DO THIS:
Look at the entries below and reproduce them exactly.

Data entries:

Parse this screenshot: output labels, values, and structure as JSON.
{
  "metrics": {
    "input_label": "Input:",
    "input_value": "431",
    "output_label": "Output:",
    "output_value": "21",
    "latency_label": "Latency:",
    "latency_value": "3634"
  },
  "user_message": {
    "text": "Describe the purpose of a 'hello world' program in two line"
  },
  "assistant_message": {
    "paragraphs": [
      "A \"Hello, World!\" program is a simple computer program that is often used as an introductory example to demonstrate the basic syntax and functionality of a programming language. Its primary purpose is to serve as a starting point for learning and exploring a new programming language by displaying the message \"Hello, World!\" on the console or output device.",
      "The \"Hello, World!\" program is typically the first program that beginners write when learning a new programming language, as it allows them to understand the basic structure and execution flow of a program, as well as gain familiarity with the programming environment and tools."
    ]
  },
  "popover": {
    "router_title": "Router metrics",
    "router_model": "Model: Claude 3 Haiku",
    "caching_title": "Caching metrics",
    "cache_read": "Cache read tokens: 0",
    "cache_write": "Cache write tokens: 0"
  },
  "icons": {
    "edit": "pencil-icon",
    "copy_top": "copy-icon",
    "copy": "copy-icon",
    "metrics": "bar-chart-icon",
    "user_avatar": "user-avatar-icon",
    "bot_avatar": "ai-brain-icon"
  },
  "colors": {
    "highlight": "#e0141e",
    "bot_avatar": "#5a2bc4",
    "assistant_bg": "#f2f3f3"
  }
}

SOLUTION FOR THIS TASK:
Parse this screenshot: output labels, values, and structure as JSON.
{
  "metrics": {
    "input_label": "Input:",
    "input_value": "431",
    "output_label": "Output:",
    "output_value": "21",
    "latency_label": "Latency:",
    "latency_value": "3634"
  },
  "user_message": {
    "text": "Describe the purpose of a 'hello world' program in two line"
  },
  "assistant_message": {
    "paragraphs": [
      "A \"Hello, World!\" program is a simple computer program that is often used as an introductory example to demonstrate the basic syntax and functionality of a programming language. Its primary purpose is to serve as a starting point for learning and exploring a new programming language by displaying the message \"Hello, World!\" on the console or output device.",
      "The \"Hello, World!\" program is typically the first program that beginners write when learning a new programming language, as it allows them to understand the basic structure and execution flow of a program, as well as gain familiarity with the programming environment and tools."
    ]
  },
  "popover": {
    "router_title": "Router metrics",
    "router_model": "Model: Claude 3 Haiku",
    "caching_title": "Caching metrics",
    "cache_read": "Cache read tokens: 0",
    "cache_write": "Cache write tokens: 0"
  },
  "icons": {
    "edit": "pencil-icon",
    "copy_top": "copy-icon",
    "copy": "copy-icon",
    "metrics": "bar-chart-icon",
    "user_avatar": "user-avatar-icon",
    "bot_avatar": "ai-brain-icon"
  },
  "colors": {
    "highlight": "#e0141e",
    "bot_avatar": "#5a2bc4",
    "assistant_bg": "#f2f3f3"
  }
}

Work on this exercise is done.